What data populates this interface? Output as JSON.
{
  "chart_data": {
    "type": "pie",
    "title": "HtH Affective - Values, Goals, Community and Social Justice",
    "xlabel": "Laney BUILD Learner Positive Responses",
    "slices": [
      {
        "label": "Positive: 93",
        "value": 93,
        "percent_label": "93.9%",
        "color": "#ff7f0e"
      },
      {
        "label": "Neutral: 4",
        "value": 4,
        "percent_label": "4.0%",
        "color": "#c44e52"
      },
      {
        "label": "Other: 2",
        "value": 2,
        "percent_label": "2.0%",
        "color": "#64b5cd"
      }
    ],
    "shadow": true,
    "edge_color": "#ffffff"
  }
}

◆ ◆ ◆

## What is required
What do the records say? Quote them all exactly.

## Response for this exercise
What data populates this interface? Output as JSON.
{
  "chart_data": {
    "type": "pie",
    "title": "HtH Affective - Values, Goals, Community and Social Justice",
    "xlabel": "Laney BUILD Learner Positive Responses",
    "slices": [
      {
        "label": "Positive: 93",
        "value": 93,
        "percent_label": "93.9%",
        "color": "#ff7f0e"
      },
      {
        "label": "Neutral: 4",
        "value": 4,
        "percent_label": "4.0%",
        "color": "#c44e52"
      },
      {
        "label": "Other: 2",
        "value": 2,
        "percent_label": "2.0%",
        "color": "#64b5cd"
      }
    ],
    "shadow": true,
    "edge_color": "#ffffff"
  }
}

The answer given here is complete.